§ **Entries taken from a collection**:
* * * * * * *
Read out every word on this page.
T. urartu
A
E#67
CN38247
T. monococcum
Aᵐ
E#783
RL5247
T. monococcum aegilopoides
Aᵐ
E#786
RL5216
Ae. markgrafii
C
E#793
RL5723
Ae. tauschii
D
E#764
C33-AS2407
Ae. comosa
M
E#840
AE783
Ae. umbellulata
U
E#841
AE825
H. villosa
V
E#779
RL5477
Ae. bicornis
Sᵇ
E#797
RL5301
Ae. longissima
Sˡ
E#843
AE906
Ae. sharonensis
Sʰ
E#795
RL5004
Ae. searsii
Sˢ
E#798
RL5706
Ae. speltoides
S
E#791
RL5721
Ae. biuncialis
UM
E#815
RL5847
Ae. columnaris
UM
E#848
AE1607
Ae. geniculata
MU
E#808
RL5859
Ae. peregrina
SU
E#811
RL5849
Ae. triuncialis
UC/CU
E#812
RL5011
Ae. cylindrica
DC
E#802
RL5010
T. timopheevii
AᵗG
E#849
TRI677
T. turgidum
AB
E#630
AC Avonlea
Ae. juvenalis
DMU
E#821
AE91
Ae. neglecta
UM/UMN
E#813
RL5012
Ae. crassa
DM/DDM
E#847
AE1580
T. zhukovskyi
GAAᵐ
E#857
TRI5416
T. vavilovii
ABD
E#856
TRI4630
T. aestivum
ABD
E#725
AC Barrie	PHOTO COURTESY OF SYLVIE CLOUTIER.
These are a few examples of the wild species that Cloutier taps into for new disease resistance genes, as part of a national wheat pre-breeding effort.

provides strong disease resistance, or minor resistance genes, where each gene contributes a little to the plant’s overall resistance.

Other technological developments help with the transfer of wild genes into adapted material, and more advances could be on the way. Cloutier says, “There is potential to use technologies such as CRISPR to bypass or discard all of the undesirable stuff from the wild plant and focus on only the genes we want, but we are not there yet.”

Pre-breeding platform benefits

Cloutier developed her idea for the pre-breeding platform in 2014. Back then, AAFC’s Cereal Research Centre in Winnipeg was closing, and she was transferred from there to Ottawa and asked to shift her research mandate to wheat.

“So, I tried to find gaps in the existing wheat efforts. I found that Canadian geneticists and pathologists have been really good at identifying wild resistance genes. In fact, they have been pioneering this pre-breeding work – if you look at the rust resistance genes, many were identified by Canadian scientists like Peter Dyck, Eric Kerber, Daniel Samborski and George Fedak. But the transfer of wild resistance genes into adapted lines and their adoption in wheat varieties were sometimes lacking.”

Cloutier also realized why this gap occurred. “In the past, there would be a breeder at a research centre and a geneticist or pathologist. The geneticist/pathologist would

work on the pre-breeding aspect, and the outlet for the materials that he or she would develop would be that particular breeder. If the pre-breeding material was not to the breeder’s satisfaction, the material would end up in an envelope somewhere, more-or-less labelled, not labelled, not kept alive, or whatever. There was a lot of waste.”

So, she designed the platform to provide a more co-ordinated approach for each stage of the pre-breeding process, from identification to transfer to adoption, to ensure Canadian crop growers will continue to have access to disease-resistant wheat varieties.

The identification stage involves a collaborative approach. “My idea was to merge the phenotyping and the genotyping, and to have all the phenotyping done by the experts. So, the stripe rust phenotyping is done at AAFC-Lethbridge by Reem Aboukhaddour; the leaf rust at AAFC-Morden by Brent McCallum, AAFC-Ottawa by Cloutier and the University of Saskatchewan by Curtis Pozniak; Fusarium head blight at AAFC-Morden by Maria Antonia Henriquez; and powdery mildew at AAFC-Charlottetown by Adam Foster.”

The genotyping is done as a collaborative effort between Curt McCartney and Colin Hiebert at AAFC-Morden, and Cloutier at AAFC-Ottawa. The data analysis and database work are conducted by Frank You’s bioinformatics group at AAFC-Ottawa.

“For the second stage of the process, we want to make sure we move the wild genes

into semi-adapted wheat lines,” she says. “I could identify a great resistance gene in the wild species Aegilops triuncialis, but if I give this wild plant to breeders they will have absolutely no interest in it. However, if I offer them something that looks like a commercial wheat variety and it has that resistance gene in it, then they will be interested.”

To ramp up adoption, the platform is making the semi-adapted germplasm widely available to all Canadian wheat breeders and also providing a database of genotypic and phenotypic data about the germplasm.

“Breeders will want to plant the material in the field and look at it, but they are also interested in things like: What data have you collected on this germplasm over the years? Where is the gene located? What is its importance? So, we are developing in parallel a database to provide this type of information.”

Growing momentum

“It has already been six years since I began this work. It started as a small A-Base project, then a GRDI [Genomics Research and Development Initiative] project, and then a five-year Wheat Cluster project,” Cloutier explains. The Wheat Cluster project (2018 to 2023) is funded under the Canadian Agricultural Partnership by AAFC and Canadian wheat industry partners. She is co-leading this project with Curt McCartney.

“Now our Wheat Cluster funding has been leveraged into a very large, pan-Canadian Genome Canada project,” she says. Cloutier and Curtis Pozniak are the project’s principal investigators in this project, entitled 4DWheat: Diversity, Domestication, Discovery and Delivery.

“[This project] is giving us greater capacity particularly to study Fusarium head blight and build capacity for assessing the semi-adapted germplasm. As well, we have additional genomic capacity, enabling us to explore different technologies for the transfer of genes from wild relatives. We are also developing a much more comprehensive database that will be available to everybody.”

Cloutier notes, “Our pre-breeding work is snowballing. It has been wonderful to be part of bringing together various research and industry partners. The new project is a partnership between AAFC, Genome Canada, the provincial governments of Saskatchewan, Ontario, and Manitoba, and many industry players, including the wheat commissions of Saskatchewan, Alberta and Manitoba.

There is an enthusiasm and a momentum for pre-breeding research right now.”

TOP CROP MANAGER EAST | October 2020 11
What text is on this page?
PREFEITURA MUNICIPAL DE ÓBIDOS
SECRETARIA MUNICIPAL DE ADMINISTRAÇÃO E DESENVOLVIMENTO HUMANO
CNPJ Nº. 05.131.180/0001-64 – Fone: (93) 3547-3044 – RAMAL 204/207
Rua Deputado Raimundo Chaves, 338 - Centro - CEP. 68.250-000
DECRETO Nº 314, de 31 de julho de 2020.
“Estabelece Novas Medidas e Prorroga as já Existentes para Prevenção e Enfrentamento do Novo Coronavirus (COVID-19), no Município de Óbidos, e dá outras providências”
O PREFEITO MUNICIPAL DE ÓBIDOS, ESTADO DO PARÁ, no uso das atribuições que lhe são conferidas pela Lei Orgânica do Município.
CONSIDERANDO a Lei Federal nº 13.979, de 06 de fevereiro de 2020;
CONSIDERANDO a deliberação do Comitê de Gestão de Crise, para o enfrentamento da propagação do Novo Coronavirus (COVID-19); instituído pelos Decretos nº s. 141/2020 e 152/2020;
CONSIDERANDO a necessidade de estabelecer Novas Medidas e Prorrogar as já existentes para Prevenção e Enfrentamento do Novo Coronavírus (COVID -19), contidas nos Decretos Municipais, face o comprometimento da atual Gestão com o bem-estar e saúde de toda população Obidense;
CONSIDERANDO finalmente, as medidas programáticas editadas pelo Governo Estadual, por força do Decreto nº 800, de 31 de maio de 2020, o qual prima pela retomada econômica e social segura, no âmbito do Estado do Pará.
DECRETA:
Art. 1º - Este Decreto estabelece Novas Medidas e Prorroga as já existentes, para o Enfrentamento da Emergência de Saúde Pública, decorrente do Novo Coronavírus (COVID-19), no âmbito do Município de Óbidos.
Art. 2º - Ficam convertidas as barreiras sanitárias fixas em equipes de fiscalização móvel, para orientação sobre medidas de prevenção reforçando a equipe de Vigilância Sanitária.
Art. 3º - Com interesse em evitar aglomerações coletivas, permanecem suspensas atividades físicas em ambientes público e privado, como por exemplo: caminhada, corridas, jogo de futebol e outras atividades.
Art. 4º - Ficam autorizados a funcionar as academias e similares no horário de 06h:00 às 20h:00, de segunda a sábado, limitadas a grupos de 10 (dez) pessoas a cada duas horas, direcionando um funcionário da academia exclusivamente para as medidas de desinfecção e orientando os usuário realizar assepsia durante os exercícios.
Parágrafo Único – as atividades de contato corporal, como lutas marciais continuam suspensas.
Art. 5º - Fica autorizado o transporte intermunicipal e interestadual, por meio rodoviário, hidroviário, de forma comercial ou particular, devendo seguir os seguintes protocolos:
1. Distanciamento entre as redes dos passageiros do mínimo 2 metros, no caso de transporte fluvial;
* * * * * * *
§ **WHAT TO DO**: Search the entries above for the word "transporte" and copy each line where it appears.

§ **RESPONSE AREA**:
Art. 5º - Fica autorizado o transporte intermunicipal e interestadual, por meio rodoviário, hidroviário, de forma comercial ou particular, devendo seguir os seguintes protocolos:
1. Distanciamento entre as redes dos passageiros do mínimo 2 metros, no caso de transporte fluvial;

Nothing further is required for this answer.